> What is required: The whole listing that follows should be printed again, unchanged.
--- Provided data Enclosed Below ---
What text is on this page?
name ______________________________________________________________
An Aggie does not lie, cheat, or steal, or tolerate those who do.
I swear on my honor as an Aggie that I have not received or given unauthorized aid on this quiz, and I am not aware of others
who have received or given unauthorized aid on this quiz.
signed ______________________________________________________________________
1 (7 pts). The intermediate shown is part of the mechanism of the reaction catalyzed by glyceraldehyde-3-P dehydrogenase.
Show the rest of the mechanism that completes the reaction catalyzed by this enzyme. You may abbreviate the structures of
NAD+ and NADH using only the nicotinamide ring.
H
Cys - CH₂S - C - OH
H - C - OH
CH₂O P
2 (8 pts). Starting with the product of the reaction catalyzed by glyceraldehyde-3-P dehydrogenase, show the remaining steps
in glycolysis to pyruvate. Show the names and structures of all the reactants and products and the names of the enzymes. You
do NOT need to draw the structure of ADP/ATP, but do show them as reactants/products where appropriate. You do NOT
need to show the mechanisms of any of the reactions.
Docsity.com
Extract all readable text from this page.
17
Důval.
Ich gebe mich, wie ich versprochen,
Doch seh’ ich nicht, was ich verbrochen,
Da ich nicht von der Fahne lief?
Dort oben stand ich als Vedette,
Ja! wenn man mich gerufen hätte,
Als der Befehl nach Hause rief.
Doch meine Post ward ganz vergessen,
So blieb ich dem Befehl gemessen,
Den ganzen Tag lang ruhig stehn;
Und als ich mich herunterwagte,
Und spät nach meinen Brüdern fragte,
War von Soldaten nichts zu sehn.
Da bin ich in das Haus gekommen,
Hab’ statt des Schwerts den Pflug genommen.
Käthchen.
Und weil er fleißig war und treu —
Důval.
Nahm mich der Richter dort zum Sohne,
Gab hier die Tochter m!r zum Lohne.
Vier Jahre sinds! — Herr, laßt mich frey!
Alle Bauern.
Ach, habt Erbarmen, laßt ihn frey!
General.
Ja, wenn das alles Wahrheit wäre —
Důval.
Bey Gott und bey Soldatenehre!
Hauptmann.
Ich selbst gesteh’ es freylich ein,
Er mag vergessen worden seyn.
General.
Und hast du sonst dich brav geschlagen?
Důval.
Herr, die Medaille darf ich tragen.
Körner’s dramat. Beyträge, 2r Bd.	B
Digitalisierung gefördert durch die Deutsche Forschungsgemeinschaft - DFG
--- End of Enclosed Provided data ---
> Exercise response:
What text is on this page?
name ______________________________________________________________
An Aggie does not lie, cheat, or steal, or tolerate those who do.
I swear on my honor as an Aggie that I have not received or given unauthorized aid on this quiz, and I am not aware of others
who have received or given unauthorized aid on this quiz.
signed ______________________________________________________________________
1 (7 pts). The intermediate shown is part of the mechanism of the reaction catalyzed by glyceraldehyde-3-P dehydrogenase.
Show the rest of the mechanism that completes the reaction catalyzed by this enzyme. You may abbreviate the structures of
NAD+ and NADH using only the nicotinamide ring.
H
Cys - CH₂S - C - OH
H - C - OH
CH₂O P
2 (8 pts). Starting with the product of the reaction catalyzed by glyceraldehyde-3-P dehydrogenase, show the remaining steps
in glycolysis to pyruvate. Show the names and structures of all the reactants and products and the names of the enzymes. You
do NOT need to draw the structure of ADP/ATP, but do show them as reactants/products where appropriate. You do NOT
need to show the mechanisms of any of the reactions.
Docsity.com
Extract all readable text from this page.
17
Důval.
Ich gebe mich, wie ich versprochen,
Doch seh’ ich nicht, was ich verbrochen,
Da ich nicht von der Fahne lief?
Dort oben stand ich als Vedette,
Ja! wenn man mich gerufen hätte,
Als der Befehl nach Hause rief.
Doch meine Post ward ganz vergessen,
So blieb ich dem Befehl gemessen,
Den ganzen Tag lang ruhig stehn;
Und als ich mich herunterwagte,
Und spät nach meinen Brüdern fragte,
War von Soldaten nichts zu sehn.
Da bin ich in das Haus gekommen,
Hab’ statt des Schwerts den Pflug genommen.
Käthchen.
Und weil er fleißig war und treu —
Důval.
Nahm mich der Richter dort zum Sohne,
Gab hier die Tochter m!r zum Lohne.
Vier Jahre sinds! — Herr, laßt mich frey!
Alle Bauern.
Ach, habt Erbarmen, laßt ihn frey!
General.
Ja, wenn das alles Wahrheit wäre —
Důval.
Bey Gott und bey Soldatenehre!
Hauptmann.
Ich selbst gesteh’ es freylich ein,
Er mag vergessen worden seyn.
General.
Und hast du sonst dich brav geschlagen?
Důval.
Herr, die Medaille darf ich tragen.
Körner’s dramat. Beyträge, 2r Bd.	B
Digitalisierung gefördert durch die Deutsche Forschungsgemeinschaft - DFG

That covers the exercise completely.